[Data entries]
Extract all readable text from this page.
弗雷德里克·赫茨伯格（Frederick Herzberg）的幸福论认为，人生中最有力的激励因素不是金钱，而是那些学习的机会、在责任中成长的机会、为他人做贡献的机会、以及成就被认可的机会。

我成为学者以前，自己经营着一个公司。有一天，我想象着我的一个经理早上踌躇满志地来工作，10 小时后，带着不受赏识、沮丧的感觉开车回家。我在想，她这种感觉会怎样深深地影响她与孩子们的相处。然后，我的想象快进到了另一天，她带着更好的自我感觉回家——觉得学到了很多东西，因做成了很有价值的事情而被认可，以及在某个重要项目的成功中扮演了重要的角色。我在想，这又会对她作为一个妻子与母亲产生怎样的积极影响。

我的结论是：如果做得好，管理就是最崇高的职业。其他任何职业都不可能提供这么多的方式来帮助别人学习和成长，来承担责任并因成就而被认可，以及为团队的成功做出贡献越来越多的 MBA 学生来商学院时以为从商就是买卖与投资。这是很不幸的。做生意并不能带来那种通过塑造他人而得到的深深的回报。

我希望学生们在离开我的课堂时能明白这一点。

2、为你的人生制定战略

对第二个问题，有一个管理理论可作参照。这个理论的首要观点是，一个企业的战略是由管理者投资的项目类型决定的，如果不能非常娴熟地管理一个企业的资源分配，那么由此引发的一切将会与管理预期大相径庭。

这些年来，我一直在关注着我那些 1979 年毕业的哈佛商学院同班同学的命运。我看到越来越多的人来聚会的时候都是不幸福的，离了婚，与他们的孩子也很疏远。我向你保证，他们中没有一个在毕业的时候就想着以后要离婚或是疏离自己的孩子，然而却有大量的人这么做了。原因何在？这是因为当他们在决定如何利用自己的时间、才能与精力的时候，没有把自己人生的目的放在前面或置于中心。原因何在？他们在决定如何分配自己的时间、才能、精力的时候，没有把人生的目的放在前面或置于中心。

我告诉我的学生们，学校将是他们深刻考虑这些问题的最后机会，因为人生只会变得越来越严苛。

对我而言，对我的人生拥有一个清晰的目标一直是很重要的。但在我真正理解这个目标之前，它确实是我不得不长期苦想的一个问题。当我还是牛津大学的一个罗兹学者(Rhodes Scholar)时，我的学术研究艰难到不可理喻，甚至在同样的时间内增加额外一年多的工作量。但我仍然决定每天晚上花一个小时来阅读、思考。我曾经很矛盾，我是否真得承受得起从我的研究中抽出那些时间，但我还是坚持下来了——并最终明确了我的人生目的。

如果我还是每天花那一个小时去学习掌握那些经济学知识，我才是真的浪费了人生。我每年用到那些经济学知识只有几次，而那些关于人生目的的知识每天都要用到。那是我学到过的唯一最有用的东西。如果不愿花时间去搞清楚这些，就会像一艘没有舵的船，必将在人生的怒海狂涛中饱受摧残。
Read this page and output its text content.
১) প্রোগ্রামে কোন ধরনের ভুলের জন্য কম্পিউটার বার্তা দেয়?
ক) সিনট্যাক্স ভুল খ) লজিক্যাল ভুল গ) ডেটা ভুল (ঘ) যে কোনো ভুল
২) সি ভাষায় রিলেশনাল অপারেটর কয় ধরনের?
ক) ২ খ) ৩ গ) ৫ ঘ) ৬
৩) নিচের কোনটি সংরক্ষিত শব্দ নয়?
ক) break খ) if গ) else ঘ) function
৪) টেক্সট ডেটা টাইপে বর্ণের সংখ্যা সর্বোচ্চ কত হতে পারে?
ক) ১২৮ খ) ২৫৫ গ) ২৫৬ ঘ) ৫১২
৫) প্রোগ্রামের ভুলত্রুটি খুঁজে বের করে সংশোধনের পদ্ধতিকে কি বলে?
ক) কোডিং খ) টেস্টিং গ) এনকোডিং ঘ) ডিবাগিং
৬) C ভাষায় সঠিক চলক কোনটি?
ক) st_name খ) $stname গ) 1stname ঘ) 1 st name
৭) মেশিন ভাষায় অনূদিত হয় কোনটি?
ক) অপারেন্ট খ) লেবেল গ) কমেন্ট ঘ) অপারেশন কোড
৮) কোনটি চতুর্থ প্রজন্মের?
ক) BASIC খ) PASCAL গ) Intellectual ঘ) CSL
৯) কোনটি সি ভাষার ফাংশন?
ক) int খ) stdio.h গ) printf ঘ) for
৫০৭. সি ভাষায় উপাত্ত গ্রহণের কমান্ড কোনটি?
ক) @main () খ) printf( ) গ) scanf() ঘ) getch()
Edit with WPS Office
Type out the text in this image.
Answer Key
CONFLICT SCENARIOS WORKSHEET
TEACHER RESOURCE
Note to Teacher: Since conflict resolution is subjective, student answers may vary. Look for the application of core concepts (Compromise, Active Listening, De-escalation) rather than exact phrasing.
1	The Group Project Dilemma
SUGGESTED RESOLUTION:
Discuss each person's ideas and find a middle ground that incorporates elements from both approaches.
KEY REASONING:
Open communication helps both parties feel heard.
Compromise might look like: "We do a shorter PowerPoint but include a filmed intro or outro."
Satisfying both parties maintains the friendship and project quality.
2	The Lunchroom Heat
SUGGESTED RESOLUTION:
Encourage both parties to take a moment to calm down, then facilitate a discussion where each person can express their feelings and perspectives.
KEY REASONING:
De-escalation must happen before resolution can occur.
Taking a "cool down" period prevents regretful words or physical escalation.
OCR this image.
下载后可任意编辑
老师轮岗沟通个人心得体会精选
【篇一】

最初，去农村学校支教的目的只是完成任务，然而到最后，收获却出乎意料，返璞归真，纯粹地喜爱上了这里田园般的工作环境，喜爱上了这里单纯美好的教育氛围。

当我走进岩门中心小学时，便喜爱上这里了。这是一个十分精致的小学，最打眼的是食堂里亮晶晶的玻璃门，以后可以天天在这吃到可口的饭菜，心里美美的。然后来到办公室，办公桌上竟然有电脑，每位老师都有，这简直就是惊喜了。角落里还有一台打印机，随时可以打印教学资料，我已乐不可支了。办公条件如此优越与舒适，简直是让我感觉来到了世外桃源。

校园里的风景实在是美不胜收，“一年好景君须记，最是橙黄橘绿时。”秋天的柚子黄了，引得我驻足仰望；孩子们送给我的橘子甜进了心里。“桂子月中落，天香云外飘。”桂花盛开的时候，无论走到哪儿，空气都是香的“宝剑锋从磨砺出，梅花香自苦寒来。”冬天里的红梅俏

• [JOB] Repeat the data exactly. Leave nothing out.

• [FULL SOLUTION]
Extract all readable text from this page.
弗雷德里克·赫茨伯格（Frederick Herzberg）的幸福论认为，人生中最有力的激励因素不是金钱，而是那些学习的机会、在责任中成长的机会、为他人做贡献的机会、以及成就被认可的机会。

我成为学者以前，自己经营着一个公司。有一天，我想象着我的一个经理早上踌躇满志地来工作，10 小时后，带着不受赏识、沮丧的感觉开车回家。我在想，她这种感觉会怎样深深地影响她与孩子们的相处。然后，我的想象快进到了另一天，她带着更好的自我感觉回家——觉得学到了很多东西，因做成了很有价值的事情而被认可，以及在某个重要项目的成功中扮演了重要的角色。我在想，这又会对她作为一个妻子与母亲产生怎样的积极影响。

我的结论是：如果做得好，管理就是最崇高的职业。其他任何职业都不可能提供这么多的方式来帮助别人学习和成长，来承担责任并因成就而被认可，以及为团队的成功做出贡献越来越多的 MBA 学生来商学院时以为从商就是买卖与投资。这是很不幸的。做生意并不能带来那种通过塑造他人而得到的深深的回报。

我希望学生们在离开我的课堂时能明白这一点。

2、为你的人生制定战略

对第二个问题，有一个管理理论可作参照。这个理论的首要观点是，一个企业的战略是由管理者投资的项目类型决定的，如果不能非常娴熟地管理一个企业的资源分配，那么由此引发的一切将会与管理预期大相径庭。

这些年来，我一直在关注着我那些 1979 年毕业的哈佛商学院同班同学的命运。我看到越来越多的人来聚会的时候都是不幸福的，离了婚，与他们的孩子也很疏远。我向你保证，他们中没有一个在毕业的时候就想着以后要离婚或是疏离自己的孩子，然而却有大量的人这么做了。原因何在？这是因为当他们在决定如何利用自己的时间、才能与精力的时候，没有把自己人生的目的放在前面或置于中心。原因何在？他们在决定如何分配自己的时间、才能、精力的时候，没有把人生的目的放在前面或置于中心。

我告诉我的学生们，学校将是他们深刻考虑这些问题的最后机会，因为人生只会变得越来越严苛。

对我而言，对我的人生拥有一个清晰的目标一直是很重要的。但在我真正理解这个目标之前，它确实是我不得不长期苦想的一个问题。当我还是牛津大学的一个罗兹学者(Rhodes Scholar)时，我的学术研究艰难到不可理喻，甚至在同样的时间内增加额外一年多的工作量。但我仍然决定每天晚上花一个小时来阅读、思考。我曾经很矛盾，我是否真得承受得起从我的研究中抽出那些时间，但我还是坚持下来了——并最终明确了我的人生目的。

如果我还是每天花那一个小时去学习掌握那些经济学知识，我才是真的浪费了人生。我每年用到那些经济学知识只有几次，而那些关于人生目的的知识每天都要用到。那是我学到过的唯一最有用的东西。如果不愿花时间去搞清楚这些，就会像一艘没有舵的船，必将在人生的怒海狂涛中饱受摧残。
Read this page and output its text content.
১) প্রোগ্রামে কোন ধরনের ভুলের জন্য কম্পিউটার বার্তা দেয়?
ক) সিনট্যাক্স ভুল খ) লজিক্যাল ভুল গ) ডেটা ভুল (ঘ) যে কোনো ভুল
২) সি ভাষায় রিলেশনাল অপারেটর কয় ধরনের?
ক) ২ খ) ৩ গ) ৫ ঘ) ৬
৩) নিচের কোনটি সংরক্ষিত শব্দ নয়?
ক) break খ) if গ) else ঘ) function
৪) টেক্সট ডেটা টাইপে বর্ণের সংখ্যা সর্বোচ্চ কত হতে পারে?
ক) ১২৮ খ) ২৫৫ গ) ২৫৬ ঘ) ৫১২
৫) প্রোগ্রামের ভুলত্রুটি খুঁজে বের করে সংশোধনের পদ্ধতিকে কি বলে?
ক) কোডিং খ) টেস্টিং গ) এনকোডিং ঘ) ডিবাগিং
৬) C ভাষায় সঠিক চলক কোনটি?
ক) st_name খ) $stname গ) 1stname ঘ) 1 st name
৭) মেশিন ভাষায় অনূদিত হয় কোনটি?
ক) অপারেন্ট খ) লেবেল গ) কমেন্ট ঘ) অপারেশন কোড
৮) কোনটি চতুর্থ প্রজন্মের?
ক) BASIC খ) PASCAL গ) Intellectual ঘ) CSL
৯) কোনটি সি ভাষার ফাংশন?
ক) int খ) stdio.h গ) printf ঘ) for
৫০৭. সি ভাষায় উপাত্ত গ্রহণের কমান্ড কোনটি?
ক) @main () খ) printf( ) গ) scanf() ঘ) getch()
Edit with WPS Office
Type out the text in this image.
Answer Key
CONFLICT SCENARIOS WORKSHEET
TEACHER RESOURCE
Note to Teacher: Since conflict resolution is subjective, student answers may vary. Look for the application of core concepts (Compromise, Active Listening, De-escalation) rather than exact phrasing.
1	The Group Project Dilemma
SUGGESTED RESOLUTION:
Discuss each person's ideas and find a middle ground that incorporates elements from both approaches.
KEY REASONING:
Open communication helps both parties feel heard.
Compromise might look like: "We do a shorter PowerPoint but include a filmed intro or outro."
Satisfying both parties maintains the friendship and project quality.
2	The Lunchroom Heat
SUGGESTED RESOLUTION:
Encourage both parties to take a moment to calm down, then facilitate a discussion where each person can express their feelings and perspectives.
KEY REASONING:
De-escalation must happen before resolution can occur.
Taking a "cool down" period prevents regretful words or physical escalation.
OCR this image.
下载后可任意编辑
老师轮岗沟通个人心得体会精选
【篇一】

最初，去农村学校支教的目的只是完成任务，然而到最后，收获却出乎意料，返璞归真，纯粹地喜爱上了这里田园般的工作环境，喜爱上了这里单纯美好的教育氛围。

当我走进岩门中心小学时，便喜爱上这里了。这是一个十分精致的小学，最打眼的是食堂里亮晶晶的玻璃门，以后可以天天在这吃到可口的饭菜，心里美美的。然后来到办公室，办公桌上竟然有电脑，每位老师都有，这简直就是惊喜了。角落里还有一台打印机，随时可以打印教学资料，我已乐不可支了。办公条件如此优越与舒适，简直是让我感觉来到了世外桃源。

校园里的风景实在是美不胜收，“一年好景君须记，最是橙黄橘绿时。”秋天的柚子黄了，引得我驻足仰望；孩子们送给我的橘子甜进了心里。“桂子月中落，天香云外飘。”桂花盛开的时候，无论走到哪儿，空气都是香的“宝剑锋从磨砺出，梅花香自苦寒来。”冬天里的红梅俏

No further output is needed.